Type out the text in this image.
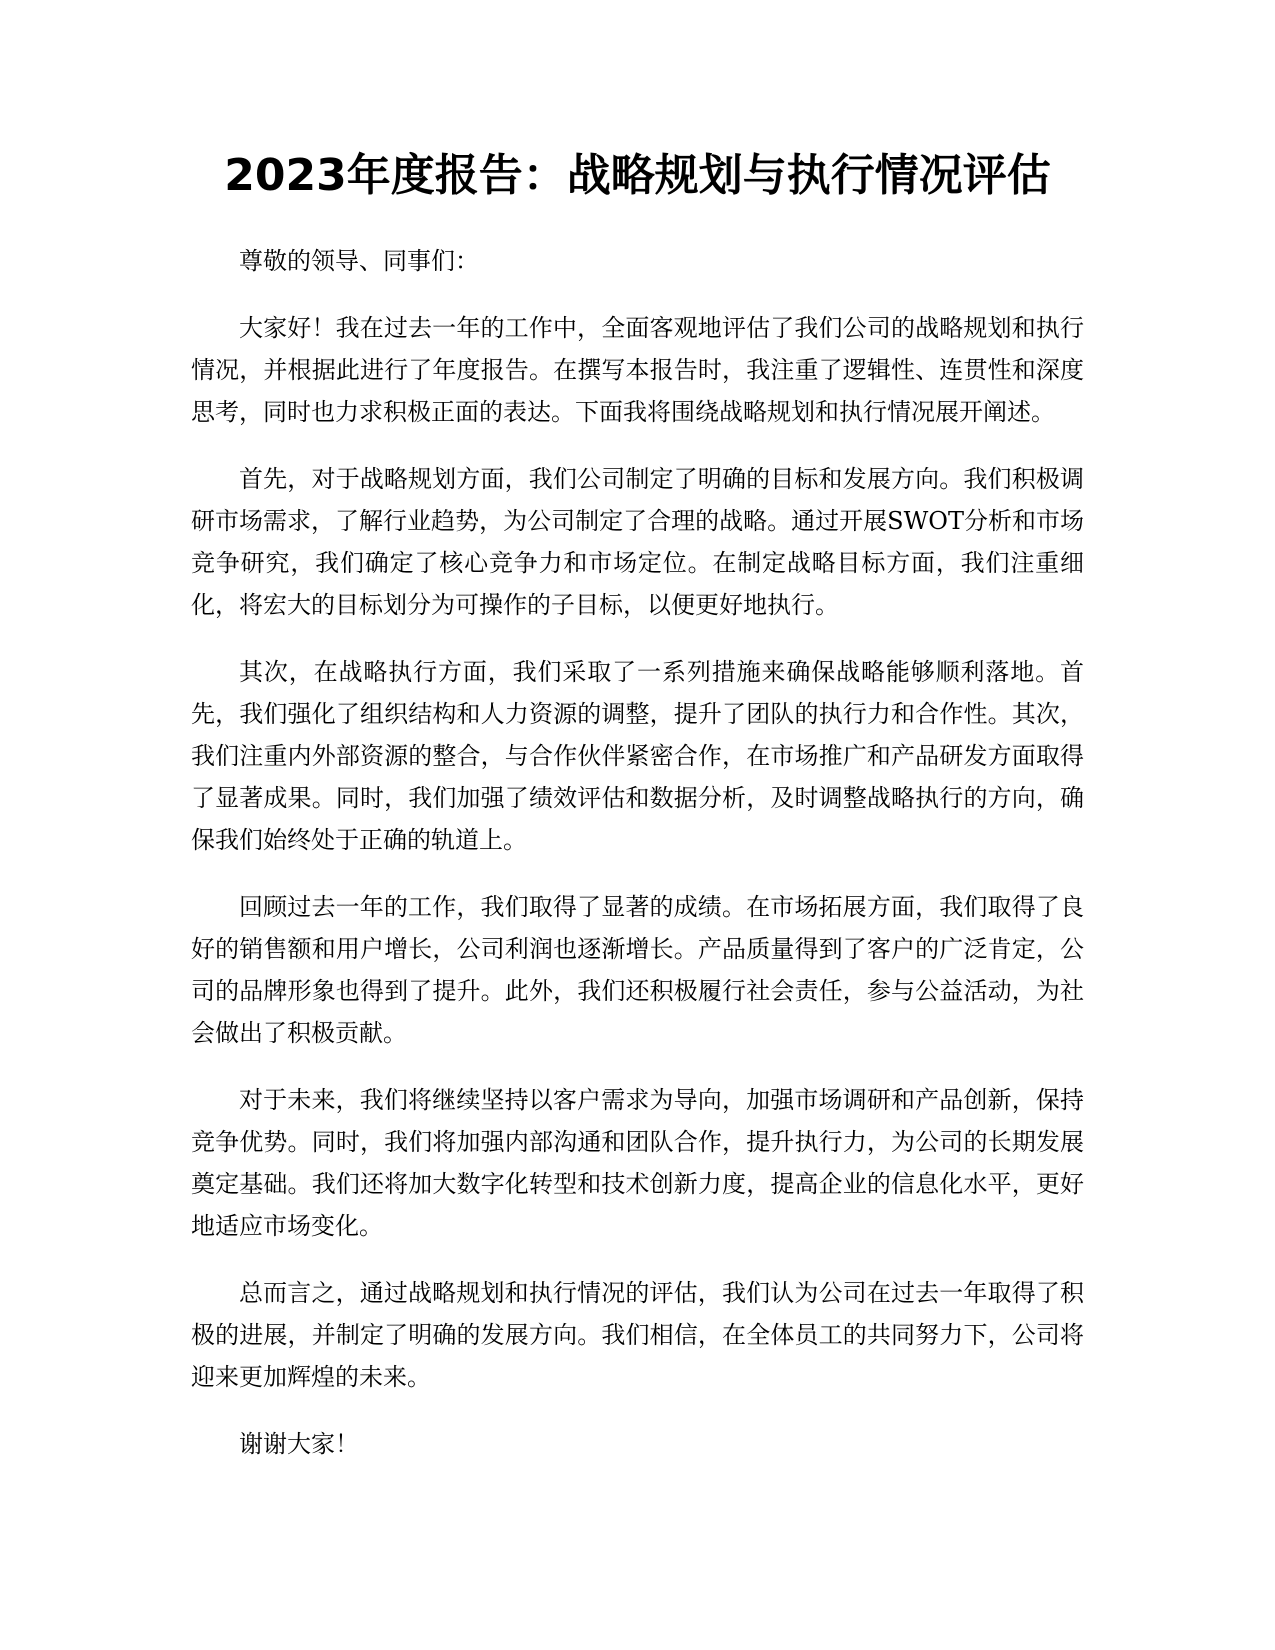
2023年度报告：战略规划与执行情况评估

尊敬的领导、同事们：

大家好！我在过去一年的工作中，全面客观地评估了我们公司的战略规划和执行情况，并根据此进行了年度报告。在撰写本报告时，我注重了逻辑性、连贯性和深度思考，同时也力求积极正面的表达。下面我将围绕战略规划和执行情况展开阐述。

首先，对于战略规划方面，我们公司制定了明确的目标和发展方向。我们积极调研市场需求，了解行业趋势，为公司制定了合理的战略。通过开展SWOT分析和市场竞争研究，我们确定了核心竞争力和市场定位。在制定战略目标方面，我们注重细化，将宏大的目标划分为可操作的子目标，以便更好地执行。

其次，在战略执行方面，我们采取了一系列措施来确保战略能够顺利落地。首先，我们强化了组织结构和人力资源的调整，提升了团队的执行力和合作性。其次，我们注重内外部资源的整合，与合作伙伴紧密合作，在市场推广和产品研发方面取得了显著成果。同时，我们加强了绩效评估和数据分析，及时调整战略执行的方向，确保我们始终处于正确的轨道上。

回顾过去一年的工作，我们取得了显著的成绩。在市场拓展方面，我们取得了良好的销售额和用户增长，公司利润也逐渐增长。产品质量得到了客户的广泛肯定，公司的品牌形象也得到了提升。此外，我们还积极履行社会责任，参与公益活动，为社会做出了积极贡献。

对于未来，我们将继续坚持以客户需求为导向，加强市场调研和产品创新，保持竞争优势。同时，我们将加强内部沟通和团队合作，提升执行力，为公司的长期发展奠定基础。我们还将加大数字化转型和技术创新力度，提高企业的信息化水平，更好地适应市场变化。

总而言之，通过战略规划和执行情况的评估，我们认为公司在过去一年取得了积极的进展，并制定了明确的发展方向。我们相信，在全体员工的共同努力下，公司将迎来更加辉煌的未来。

谢谢大家！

---+---

REQUIREMENTS ▸ Do not include the images; transcribe the rest of the listing exactly.

TASK RESULT ▸
Type out the text in this image.
2023年度报告：战略规划与执行情况评估

尊敬的领导、同事们：

大家好！我在过去一年的工作中，全面客观地评估了我们公司的战略规划和执行情况，并根据此进行了年度报告。在撰写本报告时，我注重了逻辑性、连贯性和深度思考，同时也力求积极正面的表达。下面我将围绕战略规划和执行情况展开阐述。

首先，对于战略规划方面，我们公司制定了明确的目标和发展方向。我们积极调研市场需求，了解行业趋势，为公司制定了合理的战略。通过开展SWOT分析和市场竞争研究，我们确定了核心竞争力和市场定位。在制定战略目标方面，我们注重细化，将宏大的目标划分为可操作的子目标，以便更好地执行。

其次，在战略执行方面，我们采取了一系列措施来确保战略能够顺利落地。首先，我们强化了组织结构和人力资源的调整，提升了团队的执行力和合作性。其次，我们注重内外部资源的整合，与合作伙伴紧密合作，在市场推广和产品研发方面取得了显著成果。同时，我们加强了绩效评估和数据分析，及时调整战略执行的方向，确保我们始终处于正确的轨道上。

回顾过去一年的工作，我们取得了显著的成绩。在市场拓展方面，我们取得了良好的销售额和用户增长，公司利润也逐渐增长。产品质量得到了客户的广泛肯定，公司的品牌形象也得到了提升。此外，我们还积极履行社会责任，参与公益活动，为社会做出了积极贡献。

对于未来，我们将继续坚持以客户需求为导向，加强市场调研和产品创新，保持竞争优势。同时，我们将加强内部沟通和团队合作，提升执行力，为公司的长期发展奠定基础。我们还将加大数字化转型和技术创新力度，提高企业的信息化水平，更好地适应市场变化。

总而言之，通过战略规划和执行情况的评估，我们认为公司在过去一年取得了积极的进展，并制定了明确的发展方向。我们相信，在全体员工的共同努力下，公司将迎来更加辉煌的未来。

谢谢大家！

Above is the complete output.